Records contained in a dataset

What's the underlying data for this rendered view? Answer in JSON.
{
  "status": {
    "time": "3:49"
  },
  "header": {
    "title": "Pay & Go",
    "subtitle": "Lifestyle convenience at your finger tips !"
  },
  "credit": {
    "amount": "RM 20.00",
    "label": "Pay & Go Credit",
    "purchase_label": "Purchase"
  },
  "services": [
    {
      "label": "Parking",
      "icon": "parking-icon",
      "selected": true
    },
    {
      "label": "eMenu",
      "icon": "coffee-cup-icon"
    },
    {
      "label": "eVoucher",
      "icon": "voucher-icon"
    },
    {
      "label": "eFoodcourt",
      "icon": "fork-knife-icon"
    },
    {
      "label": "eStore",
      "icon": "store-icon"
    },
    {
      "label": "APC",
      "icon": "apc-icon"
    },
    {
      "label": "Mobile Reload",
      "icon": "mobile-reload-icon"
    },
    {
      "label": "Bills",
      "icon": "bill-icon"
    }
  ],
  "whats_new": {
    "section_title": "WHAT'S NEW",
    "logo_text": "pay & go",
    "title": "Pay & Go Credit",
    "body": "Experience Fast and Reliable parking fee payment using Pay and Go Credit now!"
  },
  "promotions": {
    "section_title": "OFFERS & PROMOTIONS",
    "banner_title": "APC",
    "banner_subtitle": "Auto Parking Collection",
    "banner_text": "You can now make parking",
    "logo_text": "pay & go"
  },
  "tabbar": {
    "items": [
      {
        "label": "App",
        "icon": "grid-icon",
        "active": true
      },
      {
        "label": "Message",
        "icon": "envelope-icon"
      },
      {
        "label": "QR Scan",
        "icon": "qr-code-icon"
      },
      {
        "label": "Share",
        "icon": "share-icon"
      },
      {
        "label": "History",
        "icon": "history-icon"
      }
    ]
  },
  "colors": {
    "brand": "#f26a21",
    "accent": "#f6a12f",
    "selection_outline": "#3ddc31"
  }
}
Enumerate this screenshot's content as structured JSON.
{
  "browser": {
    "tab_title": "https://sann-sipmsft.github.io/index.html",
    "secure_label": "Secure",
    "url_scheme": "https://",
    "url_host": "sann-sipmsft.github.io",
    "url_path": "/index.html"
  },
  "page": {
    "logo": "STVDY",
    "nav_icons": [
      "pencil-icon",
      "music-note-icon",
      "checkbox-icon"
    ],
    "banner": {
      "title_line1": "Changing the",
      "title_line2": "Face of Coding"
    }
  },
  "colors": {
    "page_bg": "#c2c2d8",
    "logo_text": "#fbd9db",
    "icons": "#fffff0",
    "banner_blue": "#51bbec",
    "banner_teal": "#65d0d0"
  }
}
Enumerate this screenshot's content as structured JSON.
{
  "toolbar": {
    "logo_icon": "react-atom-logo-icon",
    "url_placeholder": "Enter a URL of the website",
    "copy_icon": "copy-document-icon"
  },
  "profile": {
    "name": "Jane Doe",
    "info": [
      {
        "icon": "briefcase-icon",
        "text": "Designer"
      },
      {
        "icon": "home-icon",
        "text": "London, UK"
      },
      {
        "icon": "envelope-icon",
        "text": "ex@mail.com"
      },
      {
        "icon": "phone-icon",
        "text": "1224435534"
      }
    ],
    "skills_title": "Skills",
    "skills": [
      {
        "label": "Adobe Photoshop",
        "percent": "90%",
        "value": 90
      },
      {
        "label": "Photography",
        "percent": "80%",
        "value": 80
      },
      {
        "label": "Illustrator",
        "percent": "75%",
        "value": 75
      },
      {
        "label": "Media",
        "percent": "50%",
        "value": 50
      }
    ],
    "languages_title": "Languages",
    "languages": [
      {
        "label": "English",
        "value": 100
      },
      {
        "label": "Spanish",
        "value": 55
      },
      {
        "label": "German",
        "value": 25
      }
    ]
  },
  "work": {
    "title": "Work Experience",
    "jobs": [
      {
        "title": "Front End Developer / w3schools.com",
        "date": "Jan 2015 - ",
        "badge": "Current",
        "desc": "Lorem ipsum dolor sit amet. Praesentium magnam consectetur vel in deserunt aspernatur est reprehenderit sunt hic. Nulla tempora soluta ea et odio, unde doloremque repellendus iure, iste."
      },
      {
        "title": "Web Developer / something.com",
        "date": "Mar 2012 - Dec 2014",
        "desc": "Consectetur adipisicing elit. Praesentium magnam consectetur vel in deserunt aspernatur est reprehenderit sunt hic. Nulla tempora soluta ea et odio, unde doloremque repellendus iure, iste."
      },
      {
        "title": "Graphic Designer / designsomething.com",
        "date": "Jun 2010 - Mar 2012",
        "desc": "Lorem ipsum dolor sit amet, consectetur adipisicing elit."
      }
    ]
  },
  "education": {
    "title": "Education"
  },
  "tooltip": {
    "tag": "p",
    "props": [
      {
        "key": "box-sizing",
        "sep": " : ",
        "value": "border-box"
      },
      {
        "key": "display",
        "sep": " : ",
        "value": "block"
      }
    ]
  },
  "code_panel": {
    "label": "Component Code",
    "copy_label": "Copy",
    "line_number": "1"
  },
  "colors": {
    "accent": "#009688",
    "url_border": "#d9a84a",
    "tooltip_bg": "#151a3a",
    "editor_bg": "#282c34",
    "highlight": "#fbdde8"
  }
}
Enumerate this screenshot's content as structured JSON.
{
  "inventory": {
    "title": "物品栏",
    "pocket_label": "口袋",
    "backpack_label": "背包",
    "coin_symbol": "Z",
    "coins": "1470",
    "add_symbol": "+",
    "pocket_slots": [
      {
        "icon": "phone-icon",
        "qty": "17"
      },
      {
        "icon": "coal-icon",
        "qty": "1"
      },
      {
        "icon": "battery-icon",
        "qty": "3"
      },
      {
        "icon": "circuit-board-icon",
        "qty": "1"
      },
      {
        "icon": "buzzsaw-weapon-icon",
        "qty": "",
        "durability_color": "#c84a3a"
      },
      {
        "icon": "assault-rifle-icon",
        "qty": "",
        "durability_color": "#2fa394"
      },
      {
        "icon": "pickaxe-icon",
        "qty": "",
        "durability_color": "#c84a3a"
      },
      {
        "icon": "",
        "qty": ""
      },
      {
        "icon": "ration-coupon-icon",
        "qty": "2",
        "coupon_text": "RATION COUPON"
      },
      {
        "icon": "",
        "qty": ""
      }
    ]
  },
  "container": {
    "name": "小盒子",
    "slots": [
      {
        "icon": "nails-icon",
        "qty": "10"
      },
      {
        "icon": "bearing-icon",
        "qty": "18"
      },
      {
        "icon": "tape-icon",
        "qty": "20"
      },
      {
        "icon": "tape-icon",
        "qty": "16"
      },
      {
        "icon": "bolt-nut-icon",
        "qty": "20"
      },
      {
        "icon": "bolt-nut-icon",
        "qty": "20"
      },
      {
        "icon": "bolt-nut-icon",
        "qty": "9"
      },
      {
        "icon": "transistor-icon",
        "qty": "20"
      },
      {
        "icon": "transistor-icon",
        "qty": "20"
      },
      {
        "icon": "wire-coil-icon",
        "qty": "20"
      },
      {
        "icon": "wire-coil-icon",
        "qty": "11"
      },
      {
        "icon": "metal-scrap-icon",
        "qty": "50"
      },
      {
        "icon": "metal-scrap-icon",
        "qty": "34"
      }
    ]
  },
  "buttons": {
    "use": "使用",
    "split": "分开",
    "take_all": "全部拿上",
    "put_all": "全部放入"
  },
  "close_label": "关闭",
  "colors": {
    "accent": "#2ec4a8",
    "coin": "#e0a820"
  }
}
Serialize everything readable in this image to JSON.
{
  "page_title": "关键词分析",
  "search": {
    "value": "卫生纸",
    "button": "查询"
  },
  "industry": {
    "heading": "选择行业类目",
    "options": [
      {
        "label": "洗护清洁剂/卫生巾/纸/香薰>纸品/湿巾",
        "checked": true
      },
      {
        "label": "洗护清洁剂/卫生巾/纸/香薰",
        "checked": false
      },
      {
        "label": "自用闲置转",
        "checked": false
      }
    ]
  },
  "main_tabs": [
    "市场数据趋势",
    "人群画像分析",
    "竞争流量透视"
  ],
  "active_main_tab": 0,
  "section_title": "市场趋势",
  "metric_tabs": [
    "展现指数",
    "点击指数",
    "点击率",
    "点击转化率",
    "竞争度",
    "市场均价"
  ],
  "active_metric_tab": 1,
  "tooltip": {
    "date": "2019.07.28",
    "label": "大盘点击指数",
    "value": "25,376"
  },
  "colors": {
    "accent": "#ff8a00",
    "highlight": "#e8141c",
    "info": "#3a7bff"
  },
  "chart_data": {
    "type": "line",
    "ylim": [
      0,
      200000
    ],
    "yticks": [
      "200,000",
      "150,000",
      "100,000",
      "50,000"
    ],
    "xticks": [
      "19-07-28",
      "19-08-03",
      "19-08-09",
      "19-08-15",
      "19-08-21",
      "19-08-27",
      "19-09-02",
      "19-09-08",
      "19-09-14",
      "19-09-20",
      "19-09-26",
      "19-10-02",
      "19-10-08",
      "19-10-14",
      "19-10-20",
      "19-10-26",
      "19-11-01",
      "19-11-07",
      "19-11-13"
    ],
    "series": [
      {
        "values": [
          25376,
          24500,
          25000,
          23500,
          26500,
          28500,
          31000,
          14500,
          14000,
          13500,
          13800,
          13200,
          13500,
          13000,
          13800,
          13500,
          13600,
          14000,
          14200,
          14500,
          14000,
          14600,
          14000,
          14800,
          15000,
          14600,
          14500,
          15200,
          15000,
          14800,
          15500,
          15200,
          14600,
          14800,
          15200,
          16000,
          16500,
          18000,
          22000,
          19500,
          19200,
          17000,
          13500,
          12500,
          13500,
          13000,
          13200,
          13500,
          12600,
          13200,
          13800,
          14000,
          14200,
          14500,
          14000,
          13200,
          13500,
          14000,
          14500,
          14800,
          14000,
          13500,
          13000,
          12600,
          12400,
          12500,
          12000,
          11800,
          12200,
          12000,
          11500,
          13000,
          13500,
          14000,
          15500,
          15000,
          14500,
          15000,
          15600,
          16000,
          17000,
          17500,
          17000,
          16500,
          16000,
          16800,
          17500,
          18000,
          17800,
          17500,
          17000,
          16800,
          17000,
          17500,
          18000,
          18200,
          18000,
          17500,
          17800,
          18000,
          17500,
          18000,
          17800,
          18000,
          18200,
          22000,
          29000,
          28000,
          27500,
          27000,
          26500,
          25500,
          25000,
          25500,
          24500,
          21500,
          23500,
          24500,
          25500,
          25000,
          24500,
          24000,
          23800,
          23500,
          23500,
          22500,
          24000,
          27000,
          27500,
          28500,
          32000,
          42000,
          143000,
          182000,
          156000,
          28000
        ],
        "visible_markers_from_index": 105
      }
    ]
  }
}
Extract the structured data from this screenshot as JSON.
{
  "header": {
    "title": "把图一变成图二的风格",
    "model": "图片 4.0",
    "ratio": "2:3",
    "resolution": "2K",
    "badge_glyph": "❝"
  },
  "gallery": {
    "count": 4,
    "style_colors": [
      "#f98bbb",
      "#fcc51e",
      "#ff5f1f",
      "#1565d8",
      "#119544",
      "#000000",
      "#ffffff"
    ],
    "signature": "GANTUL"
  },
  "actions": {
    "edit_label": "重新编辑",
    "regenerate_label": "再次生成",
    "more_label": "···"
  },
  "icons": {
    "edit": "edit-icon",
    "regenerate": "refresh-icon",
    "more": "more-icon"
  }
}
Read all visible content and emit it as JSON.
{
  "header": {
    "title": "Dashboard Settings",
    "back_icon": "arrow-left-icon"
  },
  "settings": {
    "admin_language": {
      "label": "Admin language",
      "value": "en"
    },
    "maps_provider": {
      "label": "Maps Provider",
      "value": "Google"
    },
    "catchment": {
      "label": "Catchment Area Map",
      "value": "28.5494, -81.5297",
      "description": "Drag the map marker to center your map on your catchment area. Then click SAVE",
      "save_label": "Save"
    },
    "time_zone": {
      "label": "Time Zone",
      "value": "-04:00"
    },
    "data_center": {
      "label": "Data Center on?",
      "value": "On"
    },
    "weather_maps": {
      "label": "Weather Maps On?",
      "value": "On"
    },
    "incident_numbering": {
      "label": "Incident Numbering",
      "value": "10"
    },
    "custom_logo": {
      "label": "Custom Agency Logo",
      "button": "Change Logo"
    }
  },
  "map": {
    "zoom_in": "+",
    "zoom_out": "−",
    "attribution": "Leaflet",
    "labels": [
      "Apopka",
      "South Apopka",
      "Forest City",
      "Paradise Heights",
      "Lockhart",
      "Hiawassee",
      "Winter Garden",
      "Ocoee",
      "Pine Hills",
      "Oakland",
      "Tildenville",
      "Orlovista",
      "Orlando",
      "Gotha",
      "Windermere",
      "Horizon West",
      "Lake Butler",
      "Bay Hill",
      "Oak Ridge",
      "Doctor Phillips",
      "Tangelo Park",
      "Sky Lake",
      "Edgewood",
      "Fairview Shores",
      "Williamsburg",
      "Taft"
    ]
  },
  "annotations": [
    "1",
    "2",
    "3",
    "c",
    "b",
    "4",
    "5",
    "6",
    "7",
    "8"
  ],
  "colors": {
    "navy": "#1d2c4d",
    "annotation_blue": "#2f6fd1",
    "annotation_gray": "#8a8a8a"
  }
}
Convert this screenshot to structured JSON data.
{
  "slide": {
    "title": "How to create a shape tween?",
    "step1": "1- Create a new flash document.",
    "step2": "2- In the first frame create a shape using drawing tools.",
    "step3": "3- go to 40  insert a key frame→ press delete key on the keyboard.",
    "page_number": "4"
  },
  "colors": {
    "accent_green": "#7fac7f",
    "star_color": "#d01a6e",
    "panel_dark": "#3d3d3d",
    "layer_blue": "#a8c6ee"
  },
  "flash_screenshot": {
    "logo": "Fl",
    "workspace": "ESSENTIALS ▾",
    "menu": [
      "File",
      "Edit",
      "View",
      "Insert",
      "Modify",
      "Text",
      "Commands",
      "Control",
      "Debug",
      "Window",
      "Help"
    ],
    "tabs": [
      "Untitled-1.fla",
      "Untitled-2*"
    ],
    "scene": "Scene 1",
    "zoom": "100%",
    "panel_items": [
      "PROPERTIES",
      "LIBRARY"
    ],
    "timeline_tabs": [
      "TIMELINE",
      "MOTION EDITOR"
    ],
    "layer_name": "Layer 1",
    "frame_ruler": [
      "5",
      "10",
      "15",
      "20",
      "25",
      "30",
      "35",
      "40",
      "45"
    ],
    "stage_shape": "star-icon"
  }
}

Given exercise: Look through the data above. Each line containing the word "amet" needs to be copied.

The solution:
        "desc": "Lorem ipsum dolor sit amet. Praesentium magnam consectetur vel in deserunt aspernatur est reprehenderit sunt hic. Nulla tempora soluta ea et odio, unde doloremque repellendus iure, iste."
        "desc": "Lorem ipsum dolor sit amet, consectetur adipisicing elit."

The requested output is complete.